- _PROBLEM DESCRIPTION_:
Output the line containing "Decode this image" and each line after it through the end of the data, exactly as written, with pictures left out.

····················

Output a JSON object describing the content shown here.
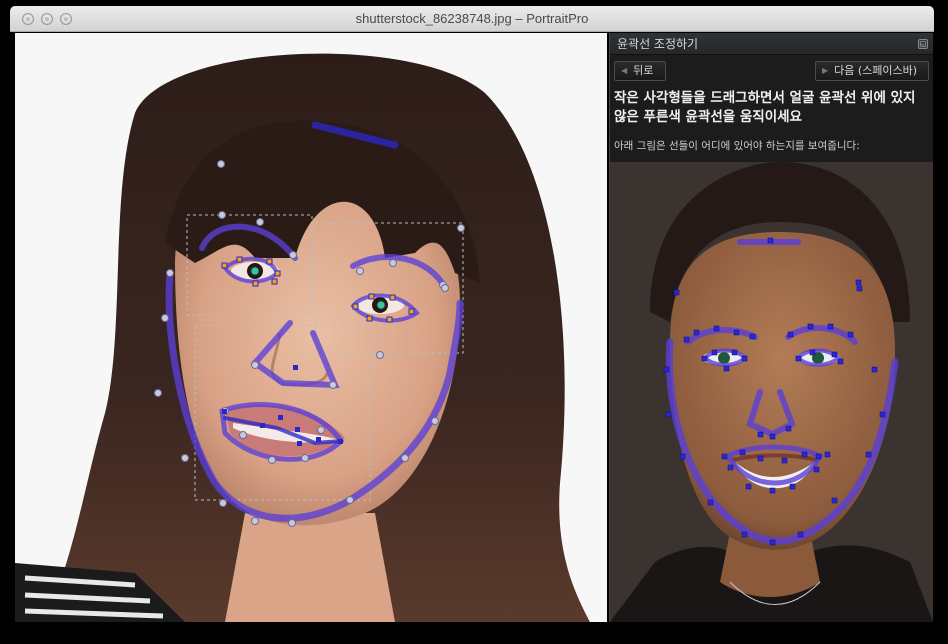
{
  "window": {
    "title": "shutterstock_86238748.jpg – PortraitPro"
  },
  "panel": {
    "title": "윤곽선 조정하기",
    "back_label": "뒤로",
    "next_label": "다음 (스페이스바)",
    "instruction": "작은 사각형들을 드래그하면서 얼굴 윤곽선 위에 있지 않은 푸른색 윤곽선을 움직이세요",
    "subtext": "아래 그림은 선들이 어디에 있어야 하는지를 보여줍니다:"
  },
  "colors": {
    "outline": "#5a3fd8",
    "handle_point": "#c8c8d8",
    "eye_handle": "#f3a21c",
    "ref_handle": "#2a26e0",
    "panel_bg": "#1c1c1c"
  }
}
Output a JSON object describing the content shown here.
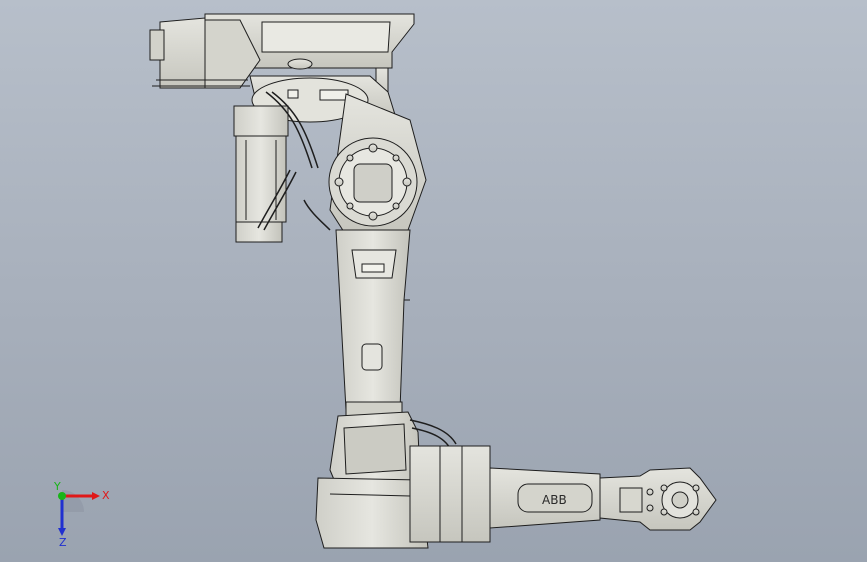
{
  "viewport": {
    "background_top": "#b7bfca",
    "background_bottom": "#9aa3b0",
    "model_fill": "#dcdcd6",
    "model_shadow": "#bdbdb5",
    "model_edge": "#1e1e1e"
  },
  "model": {
    "arm_brand_text": "ABB"
  },
  "triad": {
    "x_label": "X",
    "y_label": "Y",
    "z_label": "Z",
    "x_color": "#e01818",
    "y_color": "#18b418",
    "z_color": "#2030d0"
  }
}
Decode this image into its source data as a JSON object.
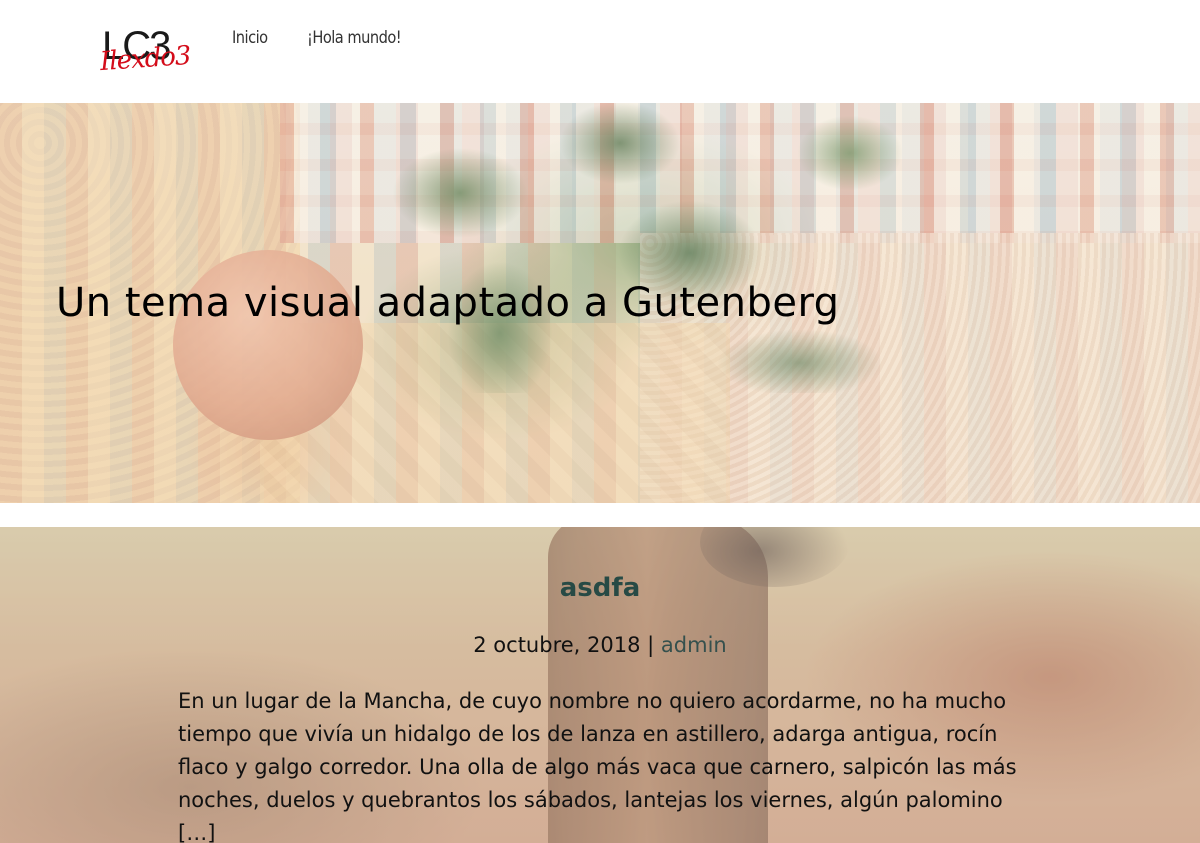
{
  "header": {
    "logo": {
      "letters": "LC3",
      "script": "Ilexdo3"
    },
    "nav": [
      {
        "label": "Inicio"
      },
      {
        "label": "¡Hola mundo!"
      }
    ]
  },
  "hero": {
    "title": "Un tema visual adaptado a Gutenberg"
  },
  "post": {
    "title": "asdfa",
    "date": "2 octubre, 2018",
    "separator": "|",
    "author": "admin",
    "excerpt": "En un lugar de la Mancha, de cuyo nombre no quiero acordarme, no ha mucho tiempo que vivía un hidalgo de los de lanza en astillero, adarga antigua, rocín flaco y galgo corredor. Una olla de algo más vaca que carnero, salpicón las más noches, duelos y quebrantos los sábados, lantejas los viernes, algún palomino […]"
  },
  "colors": {
    "logo_red": "#d40c1a",
    "post_title": "#274a45",
    "author_link": "#35504d"
  }
}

····················

- _EXERCISE RESPONSE_:
Decode this image into its source data as a JSON object.
{
  "header": {
    "logo": {
      "letters": "LC3",
      "script": "Ilexdo3"
    },
    "nav": [
      {
        "label": "Inicio"
      },
      {
        "label": "¡Hola mundo!"
      }
    ]
  },
  "hero": {
    "title": "Un tema visual adaptado a Gutenberg"
  },
  "post": {
    "title": "asdfa",
    "date": "2 octubre, 2018",
    "separator": "|",
    "author": "admin",
    "excerpt": "En un lugar de la Mancha, de cuyo nombre no quiero acordarme, no ha mucho tiempo que vivía un hidalgo de los de lanza en astillero, adarga antigua, rocín flaco y galgo corredor. Una olla de algo más vaca que carnero, salpicón las más noches, duelos y quebrantos los sábados, lantejas los viernes, algún palomino […]"
  },
  "colors": {
    "logo_red": "#d40c1a",
    "post_title": "#274a45",
    "author_link": "#35504d"
  }
}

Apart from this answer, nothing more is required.